Entries taken from a collection:

□ □ □ □

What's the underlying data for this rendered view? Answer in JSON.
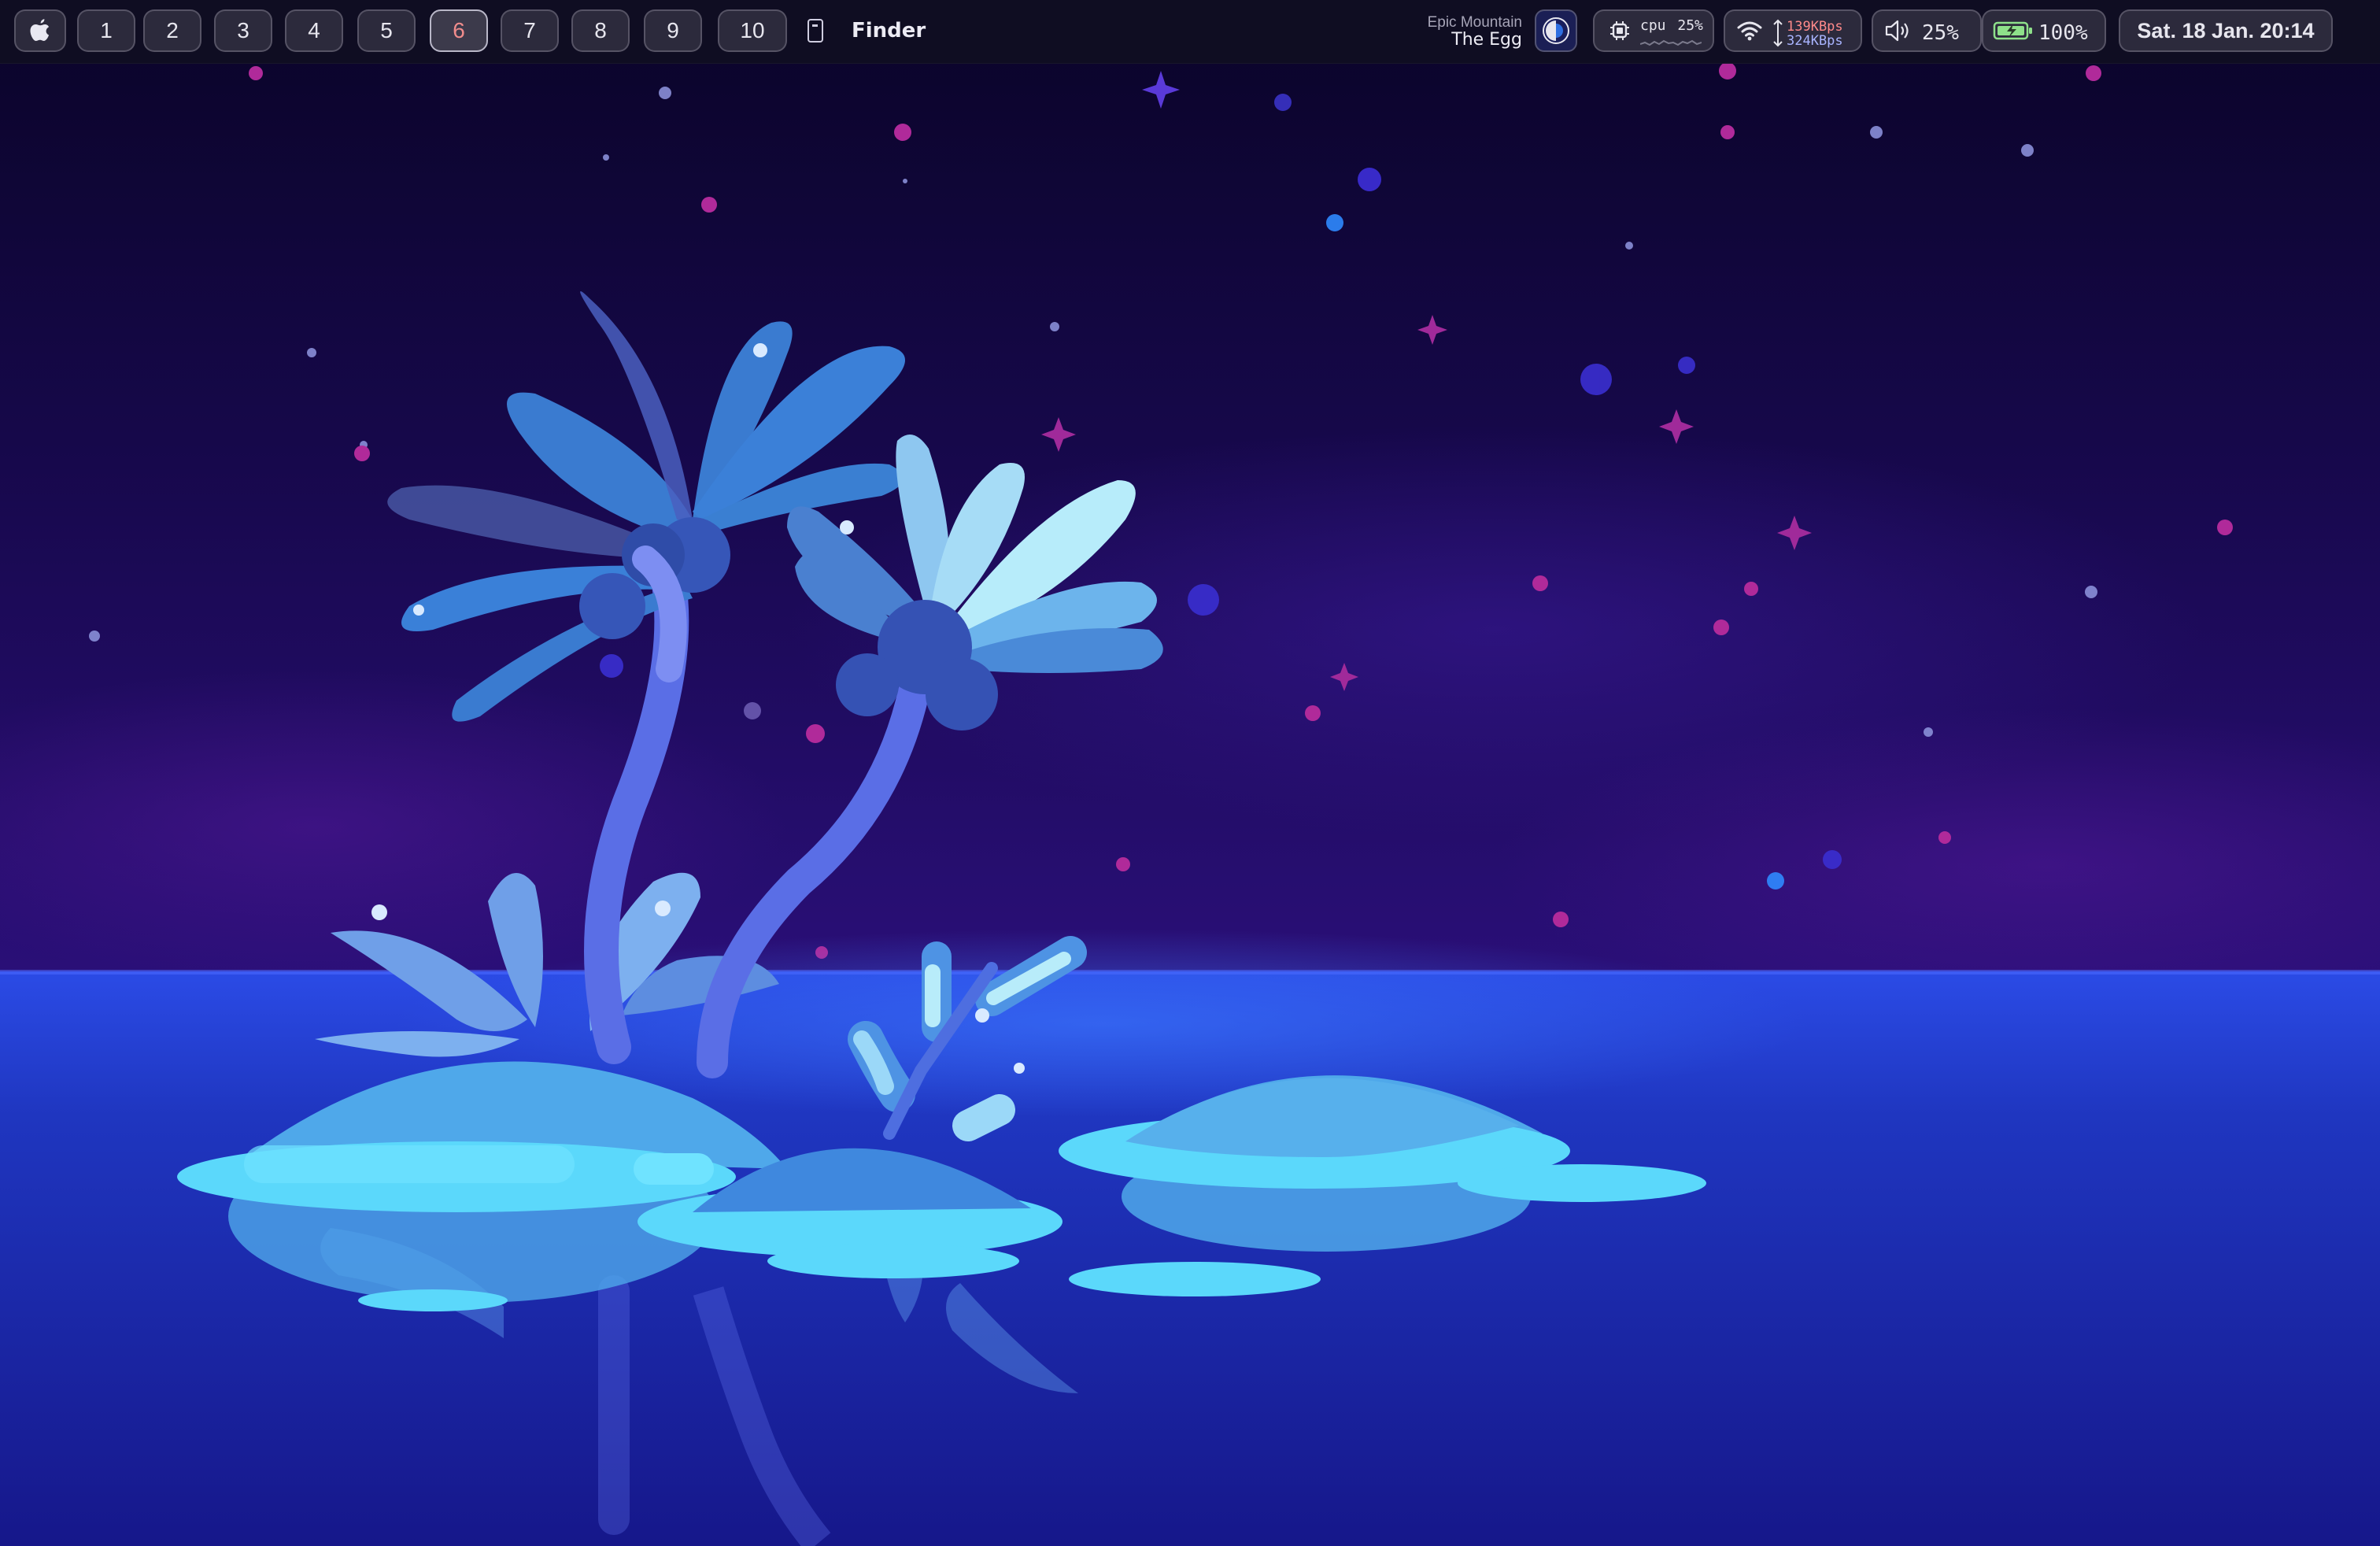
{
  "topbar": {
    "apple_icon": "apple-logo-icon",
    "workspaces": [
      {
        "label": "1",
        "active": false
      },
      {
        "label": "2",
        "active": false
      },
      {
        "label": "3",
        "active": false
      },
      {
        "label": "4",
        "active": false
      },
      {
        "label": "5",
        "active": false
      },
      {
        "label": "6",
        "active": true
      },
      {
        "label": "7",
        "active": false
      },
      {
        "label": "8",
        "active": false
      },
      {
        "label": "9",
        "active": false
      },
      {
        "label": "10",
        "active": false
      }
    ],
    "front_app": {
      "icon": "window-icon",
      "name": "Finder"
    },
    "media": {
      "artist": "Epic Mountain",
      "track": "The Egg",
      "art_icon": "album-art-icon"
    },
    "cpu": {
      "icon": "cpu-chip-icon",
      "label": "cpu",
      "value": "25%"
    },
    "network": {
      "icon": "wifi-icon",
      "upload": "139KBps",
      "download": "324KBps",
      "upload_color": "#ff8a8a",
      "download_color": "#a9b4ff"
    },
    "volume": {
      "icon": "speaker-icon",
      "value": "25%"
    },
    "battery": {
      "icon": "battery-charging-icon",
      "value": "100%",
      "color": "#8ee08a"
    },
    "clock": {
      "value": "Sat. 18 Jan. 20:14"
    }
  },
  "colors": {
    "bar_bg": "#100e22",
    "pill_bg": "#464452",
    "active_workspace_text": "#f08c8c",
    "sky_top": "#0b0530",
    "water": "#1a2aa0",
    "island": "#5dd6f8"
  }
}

□ □ □ □

**TASK GOAL**. Above are the records. Copy every line in them holding "icon".

**COMPLETED EXERCISE**.
    "apple_icon": "apple-logo-icon",
      "icon": "window-icon",
      "art_icon": "album-art-icon"
      "icon": "cpu-chip-icon",
      "icon": "wifi-icon",
      "icon": "speaker-icon",
      "icon": "battery-charging-icon",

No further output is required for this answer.